Written task:
Please transcribe the records precisely; pictures stay out of your copy.

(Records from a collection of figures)
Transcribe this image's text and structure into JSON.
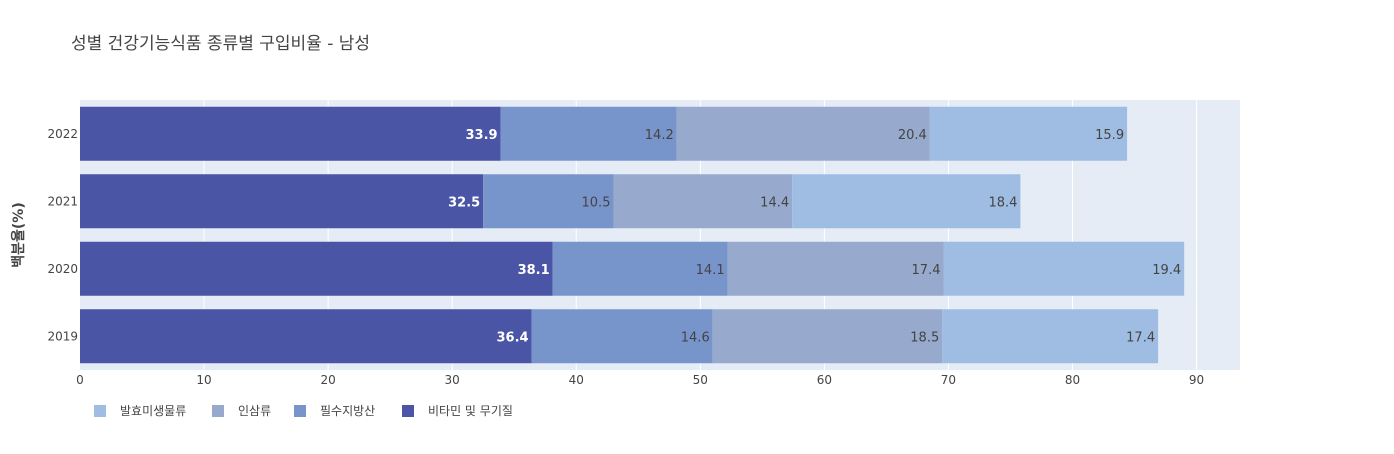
{
  "chart_data": {
    "type": "bar",
    "orientation": "horizontal",
    "barmode": "stack",
    "title": "성별 건강기능식품 종류별 구입비율 - 남성",
    "xlabel": "",
    "ylabel": "백분율(%)",
    "categories": [
      "2019",
      "2020",
      "2021",
      "2022"
    ],
    "xlim": [
      0,
      93.5
    ],
    "xticks": [
      0,
      10,
      20,
      30,
      40,
      50,
      60,
      70,
      80,
      90
    ],
    "grid": true,
    "legend_position": "bottom-left",
    "series": [
      {
        "name": "비타민 및 무기질",
        "color": "#4a55a5",
        "label_color": "#ffffff",
        "values": [
          36.4,
          38.1,
          32.5,
          33.9
        ]
      },
      {
        "name": "필수지방산",
        "color": "#7895cb",
        "label_color": "#444444",
        "values": [
          14.6,
          14.1,
          10.5,
          14.2
        ]
      },
      {
        "name": "인삼류",
        "color": "#97aacd",
        "label_color": "#444444",
        "values": [
          18.5,
          17.4,
          14.4,
          20.4
        ]
      },
      {
        "name": "발효미생물류",
        "color": "#9fbde2",
        "label_color": "#444444",
        "values": [
          17.4,
          19.4,
          18.4,
          15.9
        ]
      }
    ],
    "legend_order": [
      "발효미생물류",
      "인삼류",
      "필수지방산",
      "비타민 및 무기질"
    ]
  }
}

Exercise response:
Transcribe this image's text and structure into JSON.
{
  "chart_data": {
    "type": "bar",
    "orientation": "horizontal",
    "barmode": "stack",
    "title": "성별 건강기능식품 종류별 구입비율 - 남성",
    "xlabel": "",
    "ylabel": "백분율(%)",
    "categories": [
      "2019",
      "2020",
      "2021",
      "2022"
    ],
    "xlim": [
      0,
      93.5
    ],
    "xticks": [
      0,
      10,
      20,
      30,
      40,
      50,
      60,
      70,
      80,
      90
    ],
    "grid": true,
    "legend_position": "bottom-left",
    "series": [
      {
        "name": "비타민 및 무기질",
        "color": "#4a55a5",
        "label_color": "#ffffff",
        "values": [
          36.4,
          38.1,
          32.5,
          33.9
        ]
      },
      {
        "name": "필수지방산",
        "color": "#7895cb",
        "label_color": "#444444",
        "values": [
          14.6,
          14.1,
          10.5,
          14.2
        ]
      },
      {
        "name": "인삼류",
        "color": "#97aacd",
        "label_color": "#444444",
        "values": [
          18.5,
          17.4,
          14.4,
          20.4
        ]
      },
      {
        "name": "발효미생물류",
        "color": "#9fbde2",
        "label_color": "#444444",
        "values": [
          17.4,
          19.4,
          18.4,
          15.9
        ]
      }
    ],
    "legend_order": [
      "발효미생물류",
      "인삼류",
      "필수지방산",
      "비타민 및 무기질"
    ]
  }
}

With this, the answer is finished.